Rows from a figure dataset:
>> Begin
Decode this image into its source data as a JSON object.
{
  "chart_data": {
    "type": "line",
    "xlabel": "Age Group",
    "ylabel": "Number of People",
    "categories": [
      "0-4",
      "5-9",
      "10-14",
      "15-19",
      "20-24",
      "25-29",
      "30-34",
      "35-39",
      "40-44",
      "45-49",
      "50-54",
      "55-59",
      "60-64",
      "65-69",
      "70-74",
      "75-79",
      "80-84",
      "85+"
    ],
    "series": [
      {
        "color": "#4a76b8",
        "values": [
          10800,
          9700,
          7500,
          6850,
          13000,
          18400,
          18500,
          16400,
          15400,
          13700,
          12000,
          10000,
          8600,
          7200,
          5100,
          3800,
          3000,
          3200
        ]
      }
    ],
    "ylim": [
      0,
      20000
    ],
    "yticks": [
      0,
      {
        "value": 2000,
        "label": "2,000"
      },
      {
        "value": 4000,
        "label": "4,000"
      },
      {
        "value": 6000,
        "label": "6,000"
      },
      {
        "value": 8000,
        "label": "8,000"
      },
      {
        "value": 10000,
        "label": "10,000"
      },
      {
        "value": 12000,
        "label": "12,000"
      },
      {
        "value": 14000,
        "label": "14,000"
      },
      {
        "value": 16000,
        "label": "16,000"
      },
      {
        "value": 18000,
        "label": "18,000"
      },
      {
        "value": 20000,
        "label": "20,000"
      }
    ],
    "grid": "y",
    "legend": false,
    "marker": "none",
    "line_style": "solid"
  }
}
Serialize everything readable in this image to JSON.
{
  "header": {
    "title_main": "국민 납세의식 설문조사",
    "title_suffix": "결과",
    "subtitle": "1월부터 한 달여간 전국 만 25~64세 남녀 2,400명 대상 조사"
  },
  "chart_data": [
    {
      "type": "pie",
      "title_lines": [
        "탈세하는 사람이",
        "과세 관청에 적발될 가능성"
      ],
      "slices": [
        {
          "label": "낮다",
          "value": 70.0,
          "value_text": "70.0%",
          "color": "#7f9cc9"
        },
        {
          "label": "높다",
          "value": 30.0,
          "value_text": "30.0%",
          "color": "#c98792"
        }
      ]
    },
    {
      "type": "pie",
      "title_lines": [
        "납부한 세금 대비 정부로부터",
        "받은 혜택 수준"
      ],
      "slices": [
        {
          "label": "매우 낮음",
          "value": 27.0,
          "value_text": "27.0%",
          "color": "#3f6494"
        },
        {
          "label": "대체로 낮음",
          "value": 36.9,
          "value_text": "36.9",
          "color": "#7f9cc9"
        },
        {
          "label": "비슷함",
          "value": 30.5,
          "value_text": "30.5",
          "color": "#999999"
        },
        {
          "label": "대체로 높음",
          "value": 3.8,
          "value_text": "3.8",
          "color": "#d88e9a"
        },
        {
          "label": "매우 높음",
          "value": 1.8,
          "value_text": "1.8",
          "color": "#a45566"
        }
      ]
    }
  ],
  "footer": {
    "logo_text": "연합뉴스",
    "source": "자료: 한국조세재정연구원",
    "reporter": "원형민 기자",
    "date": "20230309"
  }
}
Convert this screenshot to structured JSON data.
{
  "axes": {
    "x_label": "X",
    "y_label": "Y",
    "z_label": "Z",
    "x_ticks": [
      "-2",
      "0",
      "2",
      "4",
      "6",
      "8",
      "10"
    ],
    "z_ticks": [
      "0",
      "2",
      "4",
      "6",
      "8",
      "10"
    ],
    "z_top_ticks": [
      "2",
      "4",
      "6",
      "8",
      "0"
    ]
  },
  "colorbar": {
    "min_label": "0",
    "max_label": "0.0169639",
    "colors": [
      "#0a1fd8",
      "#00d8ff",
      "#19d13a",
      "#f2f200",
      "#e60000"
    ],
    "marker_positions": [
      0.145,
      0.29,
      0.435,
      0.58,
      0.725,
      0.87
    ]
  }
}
>> End
Give back the whole listing, word for word.

Decode this image into its source data as a JSON object.
{
  "chart_data": {
    "type": "line",
    "xlabel": "Age Group",
    "ylabel": "Number of People",
    "categories": [
      "0-4",
      "5-9",
      "10-14",
      "15-19",
      "20-24",
      "25-29",
      "30-34",
      "35-39",
      "40-44",
      "45-49",
      "50-54",
      "55-59",
      "60-64",
      "65-69",
      "70-74",
      "75-79",
      "80-84",
      "85+"
    ],
    "series": [
      {
        "color": "#4a76b8",
        "values": [
          10800,
          9700,
          7500,
          6850,
          13000,
          18400,
          18500,
          16400,
          15400,
          13700,
          12000,
          10000,
          8600,
          7200,
          5100,
          3800,
          3000,
          3200
        ]
      }
    ],
    "ylim": [
      0,
      20000
    ],
    "yticks": [
      0,
      {
        "value": 2000,
        "label": "2,000"
      },
      {
        "value": 4000,
        "label": "4,000"
      },
      {
        "value": 6000,
        "label": "6,000"
      },
      {
        "value": 8000,
        "label": "8,000"
      },
      {
        "value": 10000,
        "label": "10,000"
      },
      {
        "value": 12000,
        "label": "12,000"
      },
      {
        "value": 14000,
        "label": "14,000"
      },
      {
        "value": 16000,
        "label": "16,000"
      },
      {
        "value": 18000,
        "label": "18,000"
      },
      {
        "value": 20000,
        "label": "20,000"
      }
    ],
    "grid": "y",
    "legend": false,
    "marker": "none",
    "line_style": "solid"
  }
}
Serialize everything readable in this image to JSON.
{
  "header": {
    "title_main": "국민 납세의식 설문조사",
    "title_suffix": "결과",
    "subtitle": "1월부터 한 달여간 전국 만 25~64세 남녀 2,400명 대상 조사"
  },
  "chart_data": [
    {
      "type": "pie",
      "title_lines": [
        "탈세하는 사람이",
        "과세 관청에 적발될 가능성"
      ],
      "slices": [
        {
          "label": "낮다",
          "value": 70.0,
          "value_text": "70.0%",
          "color": "#7f9cc9"
        },
        {
          "label": "높다",
          "value": 30.0,
          "value_text": "30.0%",
          "color": "#c98792"
        }
      ]
    },
    {
      "type": "pie",
      "title_lines": [
        "납부한 세금 대비 정부로부터",
        "받은 혜택 수준"
      ],
      "slices": [
        {
          "label": "매우 낮음",
          "value": 27.0,
          "value_text": "27.0%",
          "color": "#3f6494"
        },
        {
          "label": "대체로 낮음",
          "value": 36.9,
          "value_text": "36.9",
          "color": "#7f9cc9"
        },
        {
          "label": "비슷함",
          "value": 30.5,
          "value_text": "30.5",
          "color": "#999999"
        },
        {
          "label": "대체로 높음",
          "value": 3.8,
          "value_text": "3.8",
          "color": "#d88e9a"
        },
        {
          "label": "매우 높음",
          "value": 1.8,
          "value_text": "1.8",
          "color": "#a45566"
        }
      ]
    }
  ],
  "footer": {
    "logo_text": "연합뉴스",
    "source": "자료: 한국조세재정연구원",
    "reporter": "원형민 기자",
    "date": "20230309"
  }
}
Convert this screenshot to structured JSON data.
{
  "axes": {
    "x_label": "X",
    "y_label": "Y",
    "z_label": "Z",
    "x_ticks": [
      "-2",
      "0",
      "2",
      "4",
      "6",
      "8",
      "10"
    ],
    "z_ticks": [
      "0",
      "2",
      "4",
      "6",
      "8",
      "10"
    ],
    "z_top_ticks": [
      "2",
      "4",
      "6",
      "8",
      "0"
    ]
  },
  "colorbar": {
    "min_label": "0",
    "max_label": "0.0169639",
    "colors": [
      "#0a1fd8",
      "#00d8ff",
      "#19d13a",
      "#f2f200",
      "#e60000"
    ],
    "marker_positions": [
      0.145,
      0.29,
      0.435,
      0.58,
      0.725,
      0.87
    ]
  }
}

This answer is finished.